• _Work task_
Copy each line in the data below that contains the word "Department".

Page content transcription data
___

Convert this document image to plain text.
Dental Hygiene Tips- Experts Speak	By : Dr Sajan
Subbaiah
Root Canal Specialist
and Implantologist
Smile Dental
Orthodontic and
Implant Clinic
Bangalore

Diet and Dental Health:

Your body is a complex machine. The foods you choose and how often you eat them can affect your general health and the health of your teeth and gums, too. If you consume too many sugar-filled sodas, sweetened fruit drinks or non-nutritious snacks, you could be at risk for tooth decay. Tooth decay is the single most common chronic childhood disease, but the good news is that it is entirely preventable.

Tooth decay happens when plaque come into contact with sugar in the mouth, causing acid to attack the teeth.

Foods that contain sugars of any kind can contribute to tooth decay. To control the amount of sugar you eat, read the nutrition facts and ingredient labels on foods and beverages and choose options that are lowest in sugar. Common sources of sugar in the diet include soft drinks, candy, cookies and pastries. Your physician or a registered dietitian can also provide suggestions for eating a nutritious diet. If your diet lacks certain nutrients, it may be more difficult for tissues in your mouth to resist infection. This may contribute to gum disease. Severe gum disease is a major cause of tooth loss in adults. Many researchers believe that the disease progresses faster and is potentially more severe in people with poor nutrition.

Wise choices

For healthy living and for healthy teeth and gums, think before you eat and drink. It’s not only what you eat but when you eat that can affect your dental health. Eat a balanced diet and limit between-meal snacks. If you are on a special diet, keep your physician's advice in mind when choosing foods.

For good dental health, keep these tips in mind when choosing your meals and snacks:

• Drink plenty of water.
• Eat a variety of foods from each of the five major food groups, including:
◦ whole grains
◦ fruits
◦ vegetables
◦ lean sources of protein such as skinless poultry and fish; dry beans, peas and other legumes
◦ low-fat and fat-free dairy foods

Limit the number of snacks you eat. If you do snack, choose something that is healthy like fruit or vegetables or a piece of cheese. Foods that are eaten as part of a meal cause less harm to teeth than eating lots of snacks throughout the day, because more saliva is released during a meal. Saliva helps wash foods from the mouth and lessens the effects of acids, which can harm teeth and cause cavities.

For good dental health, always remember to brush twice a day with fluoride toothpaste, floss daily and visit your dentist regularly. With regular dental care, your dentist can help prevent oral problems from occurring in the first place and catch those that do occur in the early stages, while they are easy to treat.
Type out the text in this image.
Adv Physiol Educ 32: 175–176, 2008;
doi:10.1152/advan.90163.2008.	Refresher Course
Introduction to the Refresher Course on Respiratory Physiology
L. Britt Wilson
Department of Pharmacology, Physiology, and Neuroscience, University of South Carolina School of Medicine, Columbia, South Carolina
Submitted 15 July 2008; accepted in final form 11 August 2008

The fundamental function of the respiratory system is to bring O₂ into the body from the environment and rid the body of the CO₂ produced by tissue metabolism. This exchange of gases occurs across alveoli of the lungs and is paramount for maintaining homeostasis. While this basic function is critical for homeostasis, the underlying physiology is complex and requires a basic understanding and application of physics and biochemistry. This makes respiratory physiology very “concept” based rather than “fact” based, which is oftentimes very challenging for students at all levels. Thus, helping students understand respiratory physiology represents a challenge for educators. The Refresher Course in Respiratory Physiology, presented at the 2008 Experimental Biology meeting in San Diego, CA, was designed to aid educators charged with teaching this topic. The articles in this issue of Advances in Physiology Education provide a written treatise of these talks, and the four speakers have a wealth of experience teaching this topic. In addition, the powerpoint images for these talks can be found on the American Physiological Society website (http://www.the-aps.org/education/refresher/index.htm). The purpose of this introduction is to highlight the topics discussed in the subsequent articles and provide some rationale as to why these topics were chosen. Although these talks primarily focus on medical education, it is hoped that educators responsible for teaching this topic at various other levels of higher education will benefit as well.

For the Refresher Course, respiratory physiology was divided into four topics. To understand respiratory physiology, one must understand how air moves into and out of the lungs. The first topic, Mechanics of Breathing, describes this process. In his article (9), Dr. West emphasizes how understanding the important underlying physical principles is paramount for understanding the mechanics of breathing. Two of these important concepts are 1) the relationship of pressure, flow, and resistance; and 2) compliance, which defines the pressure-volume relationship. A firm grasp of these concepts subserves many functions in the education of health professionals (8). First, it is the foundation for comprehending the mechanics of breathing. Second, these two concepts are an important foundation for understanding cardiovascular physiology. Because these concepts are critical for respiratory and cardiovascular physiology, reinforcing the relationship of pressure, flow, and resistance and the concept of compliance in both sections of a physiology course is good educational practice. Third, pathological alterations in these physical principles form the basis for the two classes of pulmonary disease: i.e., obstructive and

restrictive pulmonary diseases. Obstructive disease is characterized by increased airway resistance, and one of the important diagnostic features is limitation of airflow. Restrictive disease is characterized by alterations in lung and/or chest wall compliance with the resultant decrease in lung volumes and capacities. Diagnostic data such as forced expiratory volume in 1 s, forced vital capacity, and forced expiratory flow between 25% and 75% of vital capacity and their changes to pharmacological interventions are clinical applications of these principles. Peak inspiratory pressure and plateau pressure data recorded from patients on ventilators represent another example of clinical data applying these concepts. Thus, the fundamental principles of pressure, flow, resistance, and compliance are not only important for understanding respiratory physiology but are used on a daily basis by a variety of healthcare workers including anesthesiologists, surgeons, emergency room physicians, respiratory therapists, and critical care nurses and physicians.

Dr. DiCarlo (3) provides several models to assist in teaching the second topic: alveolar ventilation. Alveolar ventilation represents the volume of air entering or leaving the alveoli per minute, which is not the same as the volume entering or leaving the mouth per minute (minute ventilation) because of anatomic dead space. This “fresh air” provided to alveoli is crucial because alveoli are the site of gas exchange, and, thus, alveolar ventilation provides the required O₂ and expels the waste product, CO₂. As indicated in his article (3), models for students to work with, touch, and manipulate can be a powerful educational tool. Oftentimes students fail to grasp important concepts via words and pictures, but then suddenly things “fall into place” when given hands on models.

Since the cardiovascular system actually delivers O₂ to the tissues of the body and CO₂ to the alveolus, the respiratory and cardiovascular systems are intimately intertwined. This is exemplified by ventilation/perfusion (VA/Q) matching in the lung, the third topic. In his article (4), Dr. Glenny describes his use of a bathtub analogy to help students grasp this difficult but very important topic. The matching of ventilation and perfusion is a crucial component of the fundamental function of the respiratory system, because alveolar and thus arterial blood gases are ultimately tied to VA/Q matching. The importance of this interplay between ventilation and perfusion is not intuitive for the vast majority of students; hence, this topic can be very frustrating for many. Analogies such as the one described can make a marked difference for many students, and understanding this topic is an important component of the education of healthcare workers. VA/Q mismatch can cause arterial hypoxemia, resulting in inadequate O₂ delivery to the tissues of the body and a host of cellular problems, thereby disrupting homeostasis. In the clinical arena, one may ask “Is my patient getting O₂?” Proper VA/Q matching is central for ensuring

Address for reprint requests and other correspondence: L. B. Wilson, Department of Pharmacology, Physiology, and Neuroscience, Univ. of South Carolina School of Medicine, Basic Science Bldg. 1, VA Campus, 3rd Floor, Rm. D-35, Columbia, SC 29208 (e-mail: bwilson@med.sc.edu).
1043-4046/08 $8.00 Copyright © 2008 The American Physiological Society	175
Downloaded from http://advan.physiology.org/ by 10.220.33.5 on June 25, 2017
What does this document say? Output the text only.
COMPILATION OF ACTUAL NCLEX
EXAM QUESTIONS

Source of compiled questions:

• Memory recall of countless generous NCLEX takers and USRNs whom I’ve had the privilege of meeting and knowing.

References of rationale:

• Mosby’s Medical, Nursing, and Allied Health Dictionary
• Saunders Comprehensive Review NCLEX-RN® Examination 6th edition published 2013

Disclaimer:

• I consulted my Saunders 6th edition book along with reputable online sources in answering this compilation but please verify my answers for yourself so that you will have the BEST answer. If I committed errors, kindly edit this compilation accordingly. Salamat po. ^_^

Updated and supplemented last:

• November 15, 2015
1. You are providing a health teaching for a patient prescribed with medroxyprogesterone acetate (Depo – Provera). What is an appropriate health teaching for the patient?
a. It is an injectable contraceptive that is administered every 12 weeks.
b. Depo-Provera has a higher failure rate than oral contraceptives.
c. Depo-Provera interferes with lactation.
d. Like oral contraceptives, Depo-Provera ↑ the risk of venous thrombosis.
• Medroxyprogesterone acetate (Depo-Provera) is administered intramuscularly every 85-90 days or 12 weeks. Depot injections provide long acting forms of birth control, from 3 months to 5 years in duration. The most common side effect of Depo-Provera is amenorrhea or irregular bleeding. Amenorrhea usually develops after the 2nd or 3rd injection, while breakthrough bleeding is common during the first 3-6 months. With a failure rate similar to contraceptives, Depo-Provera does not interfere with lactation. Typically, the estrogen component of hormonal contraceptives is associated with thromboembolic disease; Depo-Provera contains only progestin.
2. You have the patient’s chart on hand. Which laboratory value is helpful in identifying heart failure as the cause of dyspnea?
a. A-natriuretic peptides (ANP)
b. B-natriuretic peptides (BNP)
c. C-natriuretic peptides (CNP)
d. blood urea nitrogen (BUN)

___

• _Written answer_
Department of Pharmacology, Physiology, and Neuroscience, University of South Carolina School of Medicine, Columbia, South Carolina
Address for reprint requests and other correspondence: L. B. Wilson, Department of Pharmacology, Physiology, and Neuroscience, Univ. of South Carolina School of Medicine, Basic Science Bldg. 1, VA Campus, 3rd Floor, Rm. D-35, Columbia, SC 29208 (e-mail: bwilson@med.sc.edu).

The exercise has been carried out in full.